┌─ SELECTED TEXT

DESIGN AND IMPLEMENTATION OF A SMART CAMERA SURVEILLANCE SYSTEM
Jul 27th, 2007 by admin
DESIGN AND IMPLEMENTATION OF A SMART CAMERA SURVEILLANCE SYSTEM
ABSTRACT
This paper describes Smart Camera Surveillance System, which detects a person in a scene in indoor environment and works in real time under various disturbances, such as changes in lighting condition, presence of noise in images etc. It does not require prior knowledge of background and is almost invariant to background color. It clubs change detection with human detection processes to detect a human robustly. The work proposes very low cost method for surveillance system by using single static web camera, instead of using high cost CCD camera. Anyone can view the detected human from any where in real time. It just needs to have a system connected in LAN. Basically the System is designed to: 1) detect any change occurred in the scene, 2) detect if change is occurred due to person in the scene, 3) if person is detected then the live video is transmitted to server, 4) access of live image in real time by anyone connected in the LAN. The testing of the system is done in laboratory room in real-time using dedicated Pentium IV machine running Windows XP for capturing live images and for human detection. Another dedicated Pentium IV machine is used which is connected in LAN also using window XP in other building acting as a Server. It receives video stream online in real-time whenever person is detected and also transmits it to all other systems in LAN by broadcasting video stream. Java Media Framework (JMF) API is used for transmitting the video stream in real time.
![]() |
KEY WORDS
Video Surveillance, Human Detection, Change and Skin Color Detection
1. Introduction
Smart Camera Surveillance System (SCSS) is one of the most important ongoing research topics throughout the world. It comprises of many aspects and has immense applications in security purpose. SCSS deals with continuous monitoring of area under surveillance, and to detect the change that is of interest and generate signal accordingly. Surveillance system can be indoor or outdoor. Basically the area to monitor usually contains several objects. An image of the area at a given instance of time represents projection of the area covered at that instance by the camera, which depends on the orientation and position of the camera [1]. CMU’s Video Surveillance and Monitoring and MIT AI Lab’s Forest of Sensors project are some recent efforts in the field. Interests have further been strengthened by its commercial applications such as surveillance of office buildings, airports, also in military ones [2].
Coming to conventional method of surveillance system, it has lot of limitations that makes it non-ideal for different applications. As recording the surveillance video is of less use because it just records the video stream and can be used only to provide proof that some security breach has occurred. Second aspect of conventional method is to employ a regular security worker to continuously have an eye on the live video, which is expensive and prone to human errors due to various reasons. Even though a security person is having an eye on video, conventional method just provides video input, without providing any helping assistance to person on work.

└─
┌─ DATA LINES

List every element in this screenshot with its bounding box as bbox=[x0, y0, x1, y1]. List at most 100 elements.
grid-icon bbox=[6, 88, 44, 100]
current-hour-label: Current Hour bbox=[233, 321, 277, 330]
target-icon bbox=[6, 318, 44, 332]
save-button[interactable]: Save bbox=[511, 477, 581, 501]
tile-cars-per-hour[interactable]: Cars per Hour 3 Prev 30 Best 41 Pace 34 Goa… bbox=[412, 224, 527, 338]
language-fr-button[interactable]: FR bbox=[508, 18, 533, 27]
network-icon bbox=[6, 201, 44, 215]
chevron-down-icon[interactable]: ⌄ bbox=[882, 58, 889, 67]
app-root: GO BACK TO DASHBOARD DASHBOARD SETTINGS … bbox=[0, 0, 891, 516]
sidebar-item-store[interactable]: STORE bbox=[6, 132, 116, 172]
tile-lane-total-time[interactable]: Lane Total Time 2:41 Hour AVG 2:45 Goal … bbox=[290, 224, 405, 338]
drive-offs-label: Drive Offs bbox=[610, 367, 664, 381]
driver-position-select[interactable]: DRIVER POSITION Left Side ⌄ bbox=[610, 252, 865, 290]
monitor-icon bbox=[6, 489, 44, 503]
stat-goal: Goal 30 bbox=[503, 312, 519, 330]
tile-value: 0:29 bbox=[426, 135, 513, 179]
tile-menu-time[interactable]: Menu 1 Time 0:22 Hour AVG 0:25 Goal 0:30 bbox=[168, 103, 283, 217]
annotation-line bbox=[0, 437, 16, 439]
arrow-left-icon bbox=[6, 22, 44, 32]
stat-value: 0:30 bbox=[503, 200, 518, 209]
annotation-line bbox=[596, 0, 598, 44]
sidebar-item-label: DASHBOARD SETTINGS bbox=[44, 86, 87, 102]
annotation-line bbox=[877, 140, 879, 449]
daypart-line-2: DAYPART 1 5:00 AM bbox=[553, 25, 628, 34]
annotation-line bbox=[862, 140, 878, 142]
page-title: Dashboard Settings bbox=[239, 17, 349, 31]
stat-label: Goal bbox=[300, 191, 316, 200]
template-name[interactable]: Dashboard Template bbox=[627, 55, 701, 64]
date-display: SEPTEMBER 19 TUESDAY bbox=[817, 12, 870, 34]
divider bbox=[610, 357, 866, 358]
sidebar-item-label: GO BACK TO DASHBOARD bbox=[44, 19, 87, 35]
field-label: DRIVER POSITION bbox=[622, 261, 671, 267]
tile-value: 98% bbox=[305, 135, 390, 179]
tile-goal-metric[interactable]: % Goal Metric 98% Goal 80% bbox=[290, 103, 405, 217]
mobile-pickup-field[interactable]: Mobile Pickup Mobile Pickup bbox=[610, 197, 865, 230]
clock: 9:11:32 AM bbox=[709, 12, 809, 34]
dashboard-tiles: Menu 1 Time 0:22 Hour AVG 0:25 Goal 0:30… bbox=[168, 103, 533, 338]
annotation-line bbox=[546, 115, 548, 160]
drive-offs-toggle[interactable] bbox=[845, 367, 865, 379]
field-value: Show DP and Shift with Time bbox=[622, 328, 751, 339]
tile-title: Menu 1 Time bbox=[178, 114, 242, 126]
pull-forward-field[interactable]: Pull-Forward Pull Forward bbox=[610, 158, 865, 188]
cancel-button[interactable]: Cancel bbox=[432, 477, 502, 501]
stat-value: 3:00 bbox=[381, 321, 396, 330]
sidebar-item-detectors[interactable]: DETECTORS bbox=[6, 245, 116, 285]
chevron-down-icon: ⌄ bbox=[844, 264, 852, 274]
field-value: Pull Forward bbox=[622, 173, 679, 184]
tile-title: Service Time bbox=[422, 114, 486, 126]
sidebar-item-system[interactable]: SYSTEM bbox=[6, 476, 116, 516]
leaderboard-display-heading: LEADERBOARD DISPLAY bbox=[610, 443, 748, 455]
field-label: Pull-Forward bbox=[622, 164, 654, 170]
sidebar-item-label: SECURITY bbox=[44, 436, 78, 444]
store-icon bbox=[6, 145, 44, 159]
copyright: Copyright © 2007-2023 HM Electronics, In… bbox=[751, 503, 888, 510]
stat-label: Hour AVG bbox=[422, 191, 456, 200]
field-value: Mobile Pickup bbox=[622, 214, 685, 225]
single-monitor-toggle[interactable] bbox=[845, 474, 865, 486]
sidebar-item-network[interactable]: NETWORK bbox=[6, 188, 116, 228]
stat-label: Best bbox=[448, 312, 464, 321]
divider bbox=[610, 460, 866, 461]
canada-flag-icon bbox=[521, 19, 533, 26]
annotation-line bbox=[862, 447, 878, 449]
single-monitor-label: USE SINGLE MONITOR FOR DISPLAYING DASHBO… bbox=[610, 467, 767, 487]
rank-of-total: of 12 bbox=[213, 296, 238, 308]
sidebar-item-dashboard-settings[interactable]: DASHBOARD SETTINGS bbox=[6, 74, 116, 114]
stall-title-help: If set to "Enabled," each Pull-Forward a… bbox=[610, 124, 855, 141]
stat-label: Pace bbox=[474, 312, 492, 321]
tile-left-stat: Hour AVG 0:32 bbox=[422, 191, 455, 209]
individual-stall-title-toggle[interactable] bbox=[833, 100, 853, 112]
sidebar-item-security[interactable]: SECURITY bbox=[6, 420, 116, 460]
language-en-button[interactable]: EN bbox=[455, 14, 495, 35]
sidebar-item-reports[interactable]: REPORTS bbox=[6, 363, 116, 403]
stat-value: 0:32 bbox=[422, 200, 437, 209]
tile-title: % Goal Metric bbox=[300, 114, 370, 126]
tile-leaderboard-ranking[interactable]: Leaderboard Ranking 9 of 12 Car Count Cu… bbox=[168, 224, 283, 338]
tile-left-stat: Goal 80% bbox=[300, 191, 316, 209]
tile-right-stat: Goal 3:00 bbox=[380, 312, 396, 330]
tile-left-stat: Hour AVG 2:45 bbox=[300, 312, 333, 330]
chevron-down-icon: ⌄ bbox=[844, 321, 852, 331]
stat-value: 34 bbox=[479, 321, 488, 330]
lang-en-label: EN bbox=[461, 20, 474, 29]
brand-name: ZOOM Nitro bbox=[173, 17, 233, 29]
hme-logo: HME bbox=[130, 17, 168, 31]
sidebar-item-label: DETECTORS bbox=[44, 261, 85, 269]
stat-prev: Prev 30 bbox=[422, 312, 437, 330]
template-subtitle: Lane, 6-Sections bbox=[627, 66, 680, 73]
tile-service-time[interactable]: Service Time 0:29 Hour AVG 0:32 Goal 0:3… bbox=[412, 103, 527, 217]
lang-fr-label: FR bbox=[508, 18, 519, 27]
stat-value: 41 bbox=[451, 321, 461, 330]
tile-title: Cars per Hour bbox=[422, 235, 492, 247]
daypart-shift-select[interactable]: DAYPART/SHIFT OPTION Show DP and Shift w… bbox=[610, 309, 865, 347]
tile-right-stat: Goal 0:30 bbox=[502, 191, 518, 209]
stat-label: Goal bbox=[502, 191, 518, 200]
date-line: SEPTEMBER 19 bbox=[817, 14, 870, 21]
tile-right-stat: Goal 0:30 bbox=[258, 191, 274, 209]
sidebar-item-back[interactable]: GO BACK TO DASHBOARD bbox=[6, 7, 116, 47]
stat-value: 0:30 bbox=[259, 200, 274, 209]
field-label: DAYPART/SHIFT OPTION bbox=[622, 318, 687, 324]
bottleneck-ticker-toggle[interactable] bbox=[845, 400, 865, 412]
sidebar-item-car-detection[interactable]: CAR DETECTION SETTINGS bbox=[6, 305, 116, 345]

└─

# LIST OF TASKS:
(A) Return the passage of the surveillance system paper from "Coming to conventional" to "person on work." word for word.
(B) According to the surveillance system paper, which API transmits the video stream in real time?
The listing isn't needed for any of this.

# THE RESULTS:
(A)
Coming to conventional method of surveillance system, it has lot of limitations that makes it non-ideal for different applications. As recording the surveillance video is of less use because it just records the video stream and can be used only to provide proof that some security breach has occurred. Second aspect of conventional method is to employ a regular security worker to continuously have an eye on the live video, which is expensive and prone to human errors due to various reasons. Even though a security person is having an eye on video, conventional method just provides video input, without providing any helping assistance to person on work.

(B) The Java Media Framework (JMF) API.